## Exercise goal
Pictures do not belong in the copy; quote every entry below exactly.

## Recorded information
========================================
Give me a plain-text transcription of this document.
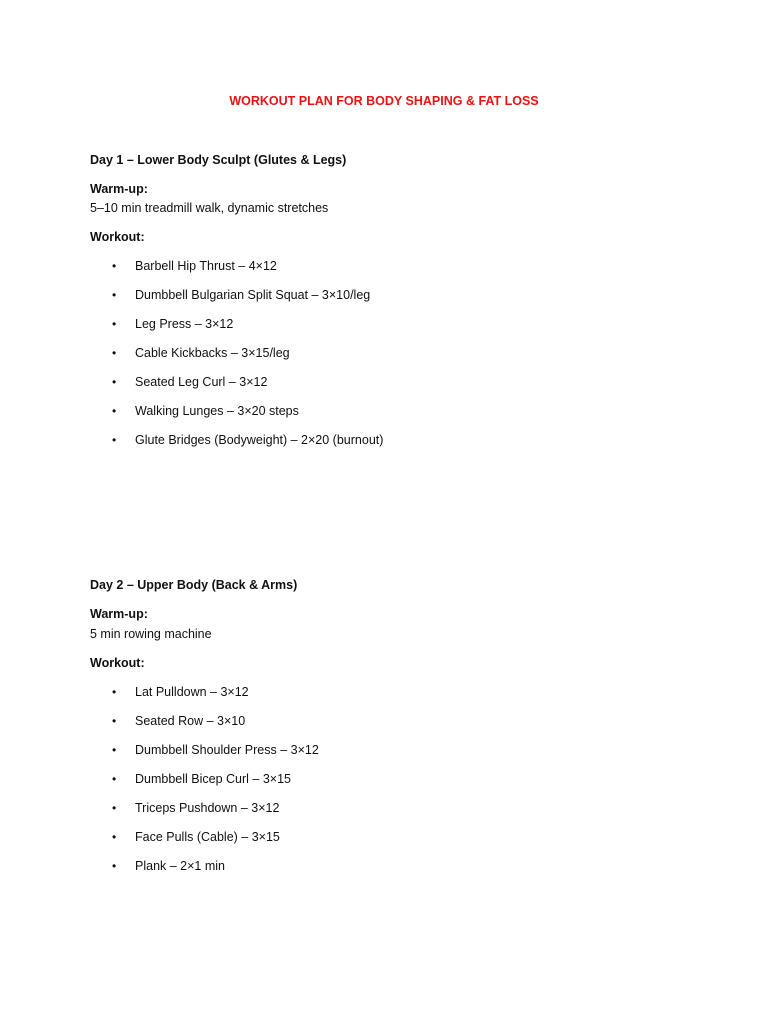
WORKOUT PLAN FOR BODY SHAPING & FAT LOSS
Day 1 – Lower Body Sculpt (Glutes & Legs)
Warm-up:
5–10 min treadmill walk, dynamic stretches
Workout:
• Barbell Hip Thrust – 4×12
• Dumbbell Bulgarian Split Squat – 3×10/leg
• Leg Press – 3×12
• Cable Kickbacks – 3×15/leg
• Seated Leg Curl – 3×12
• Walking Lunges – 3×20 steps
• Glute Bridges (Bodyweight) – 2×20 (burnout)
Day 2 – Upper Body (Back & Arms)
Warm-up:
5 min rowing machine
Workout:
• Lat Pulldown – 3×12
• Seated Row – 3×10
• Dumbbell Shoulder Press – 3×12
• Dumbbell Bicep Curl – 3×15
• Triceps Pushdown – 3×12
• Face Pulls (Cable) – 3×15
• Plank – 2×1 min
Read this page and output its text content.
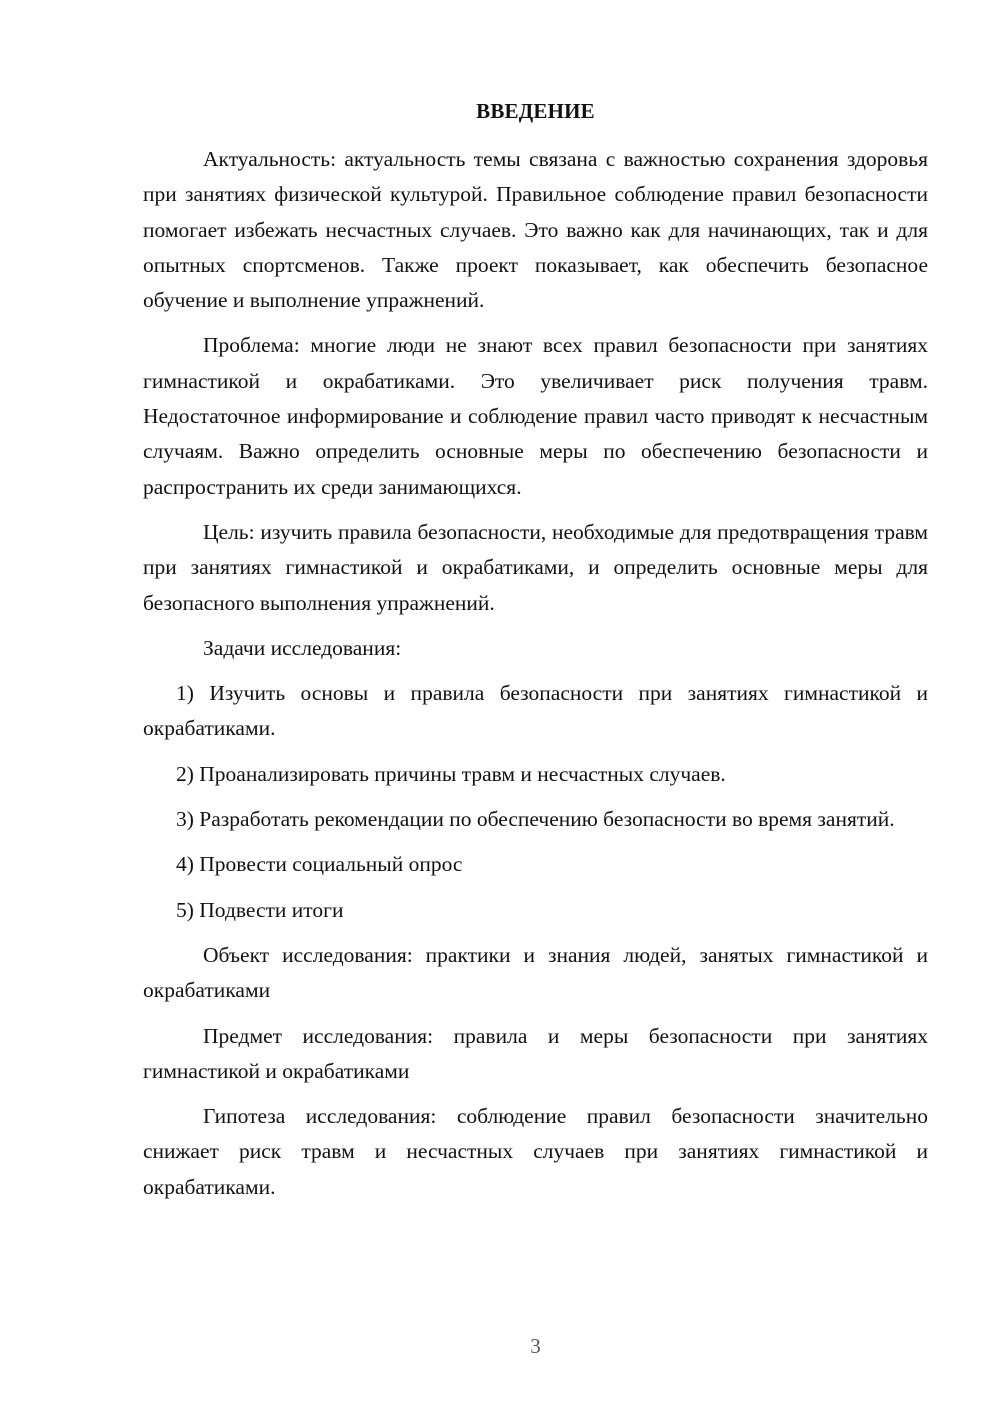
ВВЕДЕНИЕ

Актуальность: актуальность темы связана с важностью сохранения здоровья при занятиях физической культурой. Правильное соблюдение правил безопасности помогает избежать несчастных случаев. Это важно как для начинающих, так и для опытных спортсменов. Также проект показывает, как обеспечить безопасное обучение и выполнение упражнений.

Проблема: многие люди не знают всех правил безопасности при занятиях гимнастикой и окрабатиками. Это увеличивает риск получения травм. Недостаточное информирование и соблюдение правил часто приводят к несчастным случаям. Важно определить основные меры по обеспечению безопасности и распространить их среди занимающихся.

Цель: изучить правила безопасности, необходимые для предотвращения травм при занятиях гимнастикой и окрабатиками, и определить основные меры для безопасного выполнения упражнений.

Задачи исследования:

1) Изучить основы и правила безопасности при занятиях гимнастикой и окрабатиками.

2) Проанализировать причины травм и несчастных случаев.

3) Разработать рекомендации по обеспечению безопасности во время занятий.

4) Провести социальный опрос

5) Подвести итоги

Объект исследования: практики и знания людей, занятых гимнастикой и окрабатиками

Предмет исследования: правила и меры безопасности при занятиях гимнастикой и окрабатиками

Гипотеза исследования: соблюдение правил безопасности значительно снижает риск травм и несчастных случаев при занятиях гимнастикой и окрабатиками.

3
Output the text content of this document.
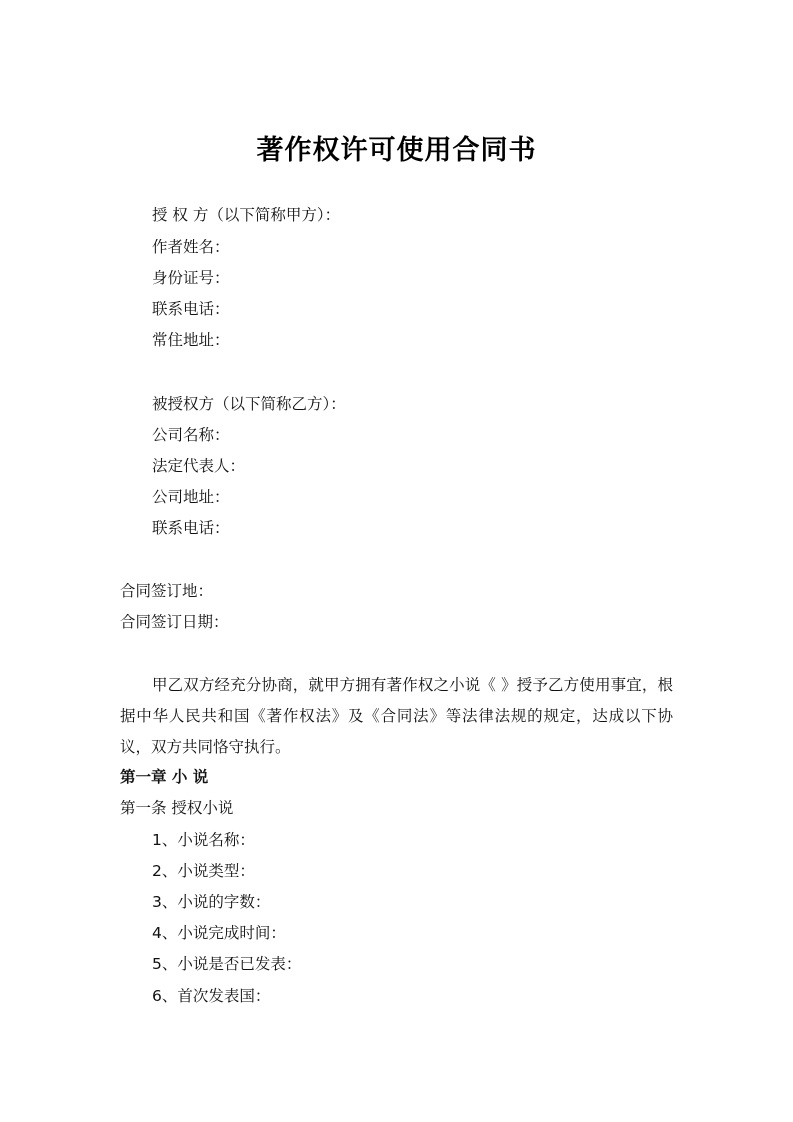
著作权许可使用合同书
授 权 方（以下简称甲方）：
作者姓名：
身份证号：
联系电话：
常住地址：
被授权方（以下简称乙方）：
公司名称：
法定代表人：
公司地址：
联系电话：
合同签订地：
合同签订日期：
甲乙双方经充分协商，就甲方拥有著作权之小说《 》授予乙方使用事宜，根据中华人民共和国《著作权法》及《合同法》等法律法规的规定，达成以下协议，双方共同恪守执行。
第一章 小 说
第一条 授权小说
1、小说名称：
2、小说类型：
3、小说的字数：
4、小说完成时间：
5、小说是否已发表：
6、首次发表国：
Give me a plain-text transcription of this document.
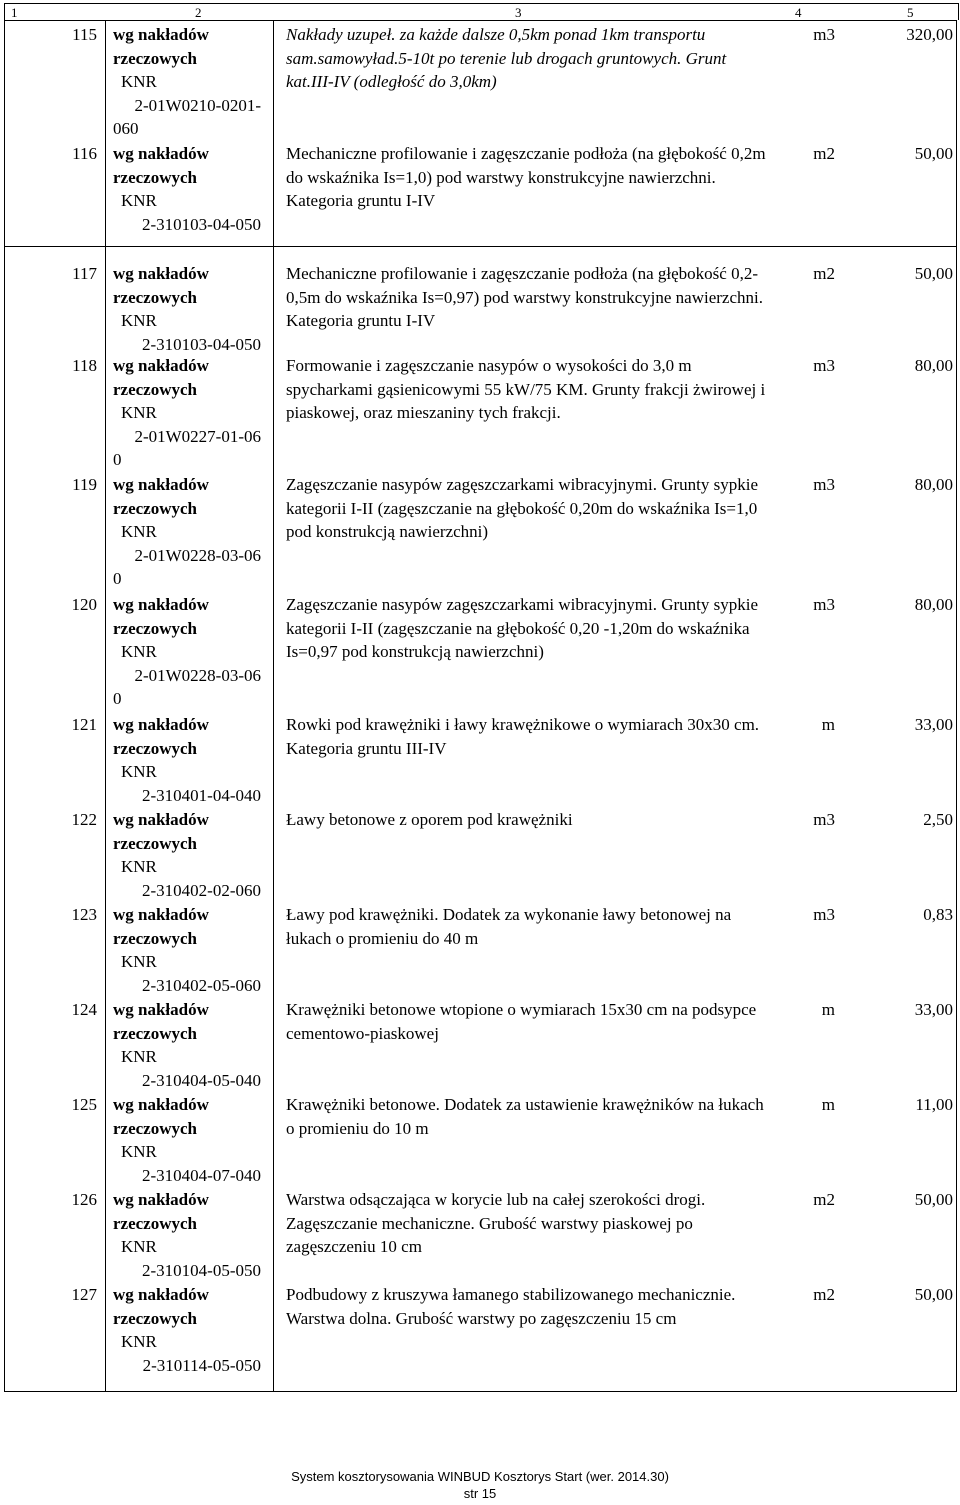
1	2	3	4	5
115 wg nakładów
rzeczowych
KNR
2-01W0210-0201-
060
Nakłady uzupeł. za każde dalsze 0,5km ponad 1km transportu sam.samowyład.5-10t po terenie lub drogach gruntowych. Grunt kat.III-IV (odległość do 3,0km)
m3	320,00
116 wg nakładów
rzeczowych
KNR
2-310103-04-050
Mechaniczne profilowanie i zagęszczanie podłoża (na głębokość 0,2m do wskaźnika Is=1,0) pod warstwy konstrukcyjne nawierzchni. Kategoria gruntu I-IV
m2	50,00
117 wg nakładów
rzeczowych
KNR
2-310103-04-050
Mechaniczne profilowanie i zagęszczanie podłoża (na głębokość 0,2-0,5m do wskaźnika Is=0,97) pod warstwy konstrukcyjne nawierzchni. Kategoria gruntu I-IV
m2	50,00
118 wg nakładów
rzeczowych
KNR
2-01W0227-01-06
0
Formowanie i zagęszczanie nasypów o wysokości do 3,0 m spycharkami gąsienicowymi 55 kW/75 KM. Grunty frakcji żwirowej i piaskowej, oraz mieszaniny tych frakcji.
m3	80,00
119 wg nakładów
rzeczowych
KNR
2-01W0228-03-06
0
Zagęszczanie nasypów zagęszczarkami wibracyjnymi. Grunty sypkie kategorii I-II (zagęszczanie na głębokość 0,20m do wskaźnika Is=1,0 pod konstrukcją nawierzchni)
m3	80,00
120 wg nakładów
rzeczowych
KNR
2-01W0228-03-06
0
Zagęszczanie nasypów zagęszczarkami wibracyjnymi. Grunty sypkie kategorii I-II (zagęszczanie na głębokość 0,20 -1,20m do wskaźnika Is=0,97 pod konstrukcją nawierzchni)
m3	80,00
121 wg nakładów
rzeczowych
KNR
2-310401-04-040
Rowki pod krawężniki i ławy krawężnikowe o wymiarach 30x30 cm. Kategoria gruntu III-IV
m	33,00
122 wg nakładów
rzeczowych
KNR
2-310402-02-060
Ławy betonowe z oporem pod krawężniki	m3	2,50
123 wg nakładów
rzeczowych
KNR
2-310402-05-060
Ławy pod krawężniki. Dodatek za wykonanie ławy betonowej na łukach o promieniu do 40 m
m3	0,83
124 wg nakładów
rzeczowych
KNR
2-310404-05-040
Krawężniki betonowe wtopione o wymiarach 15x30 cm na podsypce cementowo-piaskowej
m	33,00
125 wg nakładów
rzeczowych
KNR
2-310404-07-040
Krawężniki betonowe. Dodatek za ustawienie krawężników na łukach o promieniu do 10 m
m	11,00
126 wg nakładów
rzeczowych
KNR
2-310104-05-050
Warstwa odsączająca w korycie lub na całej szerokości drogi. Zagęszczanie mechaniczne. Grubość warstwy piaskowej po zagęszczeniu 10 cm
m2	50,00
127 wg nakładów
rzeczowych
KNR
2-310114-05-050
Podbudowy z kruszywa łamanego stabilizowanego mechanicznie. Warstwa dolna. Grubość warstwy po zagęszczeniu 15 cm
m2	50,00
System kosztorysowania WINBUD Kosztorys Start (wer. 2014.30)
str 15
========================================
## Output below
Give me a plain-text transcription of this document.
WORKOUT PLAN FOR BODY SHAPING & FAT LOSS
Day 1 – Lower Body Sculpt (Glutes & Legs)
Warm-up:
5–10 min treadmill walk, dynamic stretches
Workout:
• Barbell Hip Thrust – 4×12
• Dumbbell Bulgarian Split Squat – 3×10/leg
• Leg Press – 3×12
• Cable Kickbacks – 3×15/leg
• Seated Leg Curl – 3×12
• Walking Lunges – 3×20 steps
• Glute Bridges (Bodyweight) – 2×20 (burnout)
Day 2 – Upper Body (Back & Arms)
Warm-up:
5 min rowing machine
Workout:
• Lat Pulldown – 3×12
• Seated Row – 3×10
• Dumbbell Shoulder Press – 3×12
• Dumbbell Bicep Curl – 3×15
• Triceps Pushdown – 3×12
• Face Pulls (Cable) – 3×15
• Plank – 2×1 min
Read this page and output its text content.
ВВЕДЕНИЕ

Актуальность: актуальность темы связана с важностью сохранения здоровья при занятиях физической культурой. Правильное соблюдение правил безопасности помогает избежать несчастных случаев. Это важно как для начинающих, так и для опытных спортсменов. Также проект показывает, как обеспечить безопасное обучение и выполнение упражнений.

Проблема: многие люди не знают всех правил безопасности при занятиях гимнастикой и окрабатиками. Это увеличивает риск получения травм. Недостаточное информирование и соблюдение правил часто приводят к несчастным случаям. Важно определить основные меры по обеспечению безопасности и распространить их среди занимающихся.

Цель: изучить правила безопасности, необходимые для предотвращения травм при занятиях гимнастикой и окрабатиками, и определить основные меры для безопасного выполнения упражнений.

Задачи исследования:

1) Изучить основы и правила безопасности при занятиях гимнастикой и окрабатиками.

2) Проанализировать причины травм и несчастных случаев.

3) Разработать рекомендации по обеспечению безопасности во время занятий.

4) Провести социальный опрос

5) Подвести итоги

Объект исследования: практики и знания людей, занятых гимнастикой и окрабатиками

Предмет исследования: правила и меры безопасности при занятиях гимнастикой и окрабатиками

Гипотеза исследования: соблюдение правил безопасности значительно снижает риск травм и несчастных случаев при занятиях гимнастикой и окрабатиками.

3
Output the text content of this document.
著作权许可使用合同书
授 权 方（以下简称甲方）：
作者姓名：
身份证号：
联系电话：
常住地址：
被授权方（以下简称乙方）：
公司名称：
法定代表人：
公司地址：
联系电话：
合同签订地：
合同签订日期：
甲乙双方经充分协商，就甲方拥有著作权之小说《 》授予乙方使用事宜，根据中华人民共和国《著作权法》及《合同法》等法律法规的规定，达成以下协议，双方共同恪守执行。
第一章 小 说
第一条 授权小说
1、小说名称：
2、小说类型：
3、小说的字数：
4、小说完成时间：
5、小说是否已发表：
6、首次发表国：
Give me a plain-text transcription of this document.
1	2	3	4	5
115 wg nakładów
rzeczowych
KNR
2-01W0210-0201-
060
Nakłady uzupeł. za każde dalsze 0,5km ponad 1km transportu sam.samowyład.5-10t po terenie lub drogach gruntowych. Grunt kat.III-IV (odległość do 3,0km)
m3	320,00
116 wg nakładów
rzeczowych
KNR
2-310103-04-050
Mechaniczne profilowanie i zagęszczanie podłoża (na głębokość 0,2m do wskaźnika Is=1,0) pod warstwy konstrukcyjne nawierzchni. Kategoria gruntu I-IV
m2	50,00
117 wg nakładów
rzeczowych
KNR
2-310103-04-050
Mechaniczne profilowanie i zagęszczanie podłoża (na głębokość 0,2-0,5m do wskaźnika Is=0,97) pod warstwy konstrukcyjne nawierzchni. Kategoria gruntu I-IV
m2	50,00
118 wg nakładów
rzeczowych
KNR
2-01W0227-01-06
0
Formowanie i zagęszczanie nasypów o wysokości do 3,0 m spycharkami gąsienicowymi 55 kW/75 KM. Grunty frakcji żwirowej i piaskowej, oraz mieszaniny tych frakcji.
m3	80,00
119 wg nakładów
rzeczowych
KNR
2-01W0228-03-06
0
Zagęszczanie nasypów zagęszczarkami wibracyjnymi. Grunty sypkie kategorii I-II (zagęszczanie na głębokość 0,20m do wskaźnika Is=1,0 pod konstrukcją nawierzchni)
m3	80,00
120 wg nakładów
rzeczowych
KNR
2-01W0228-03-06
0
Zagęszczanie nasypów zagęszczarkami wibracyjnymi. Grunty sypkie kategorii I-II (zagęszczanie na głębokość 0,20 -1,20m do wskaźnika Is=0,97 pod konstrukcją nawierzchni)
m3	80,00
121 wg nakładów
rzeczowych
KNR
2-310401-04-040
Rowki pod krawężniki i ławy krawężnikowe o wymiarach 30x30 cm. Kategoria gruntu III-IV
m	33,00
122 wg nakładów
rzeczowych
KNR
2-310402-02-060
Ławy betonowe z oporem pod krawężniki	m3	2,50
123 wg nakładów
rzeczowych
KNR
2-310402-05-060
Ławy pod krawężniki. Dodatek za wykonanie ławy betonowej na łukach o promieniu do 40 m
m3	0,83
124 wg nakładów
rzeczowych
KNR
2-310404-05-040
Krawężniki betonowe wtopione o wymiarach 15x30 cm na podsypce cementowo-piaskowej
m	33,00
125 wg nakładów
rzeczowych
KNR
2-310404-07-040
Krawężniki betonowe. Dodatek za ustawienie krawężników na łukach o promieniu do 10 m
m	11,00
126 wg nakładów
rzeczowych
KNR
2-310104-05-050
Warstwa odsączająca w korycie lub na całej szerokości drogi. Zagęszczanie mechaniczne. Grubość warstwy piaskowej po zagęszczeniu 10 cm
m2	50,00
127 wg nakładów
rzeczowych
KNR
2-310114-05-050
Podbudowy z kruszywa łamanego stabilizowanego mechanicznie. Warstwa dolna. Grubość warstwy po zagęszczeniu 15 cm
m2	50,00
System kosztorysowania WINBUD Kosztorys Start (wer. 2014.30)
str 15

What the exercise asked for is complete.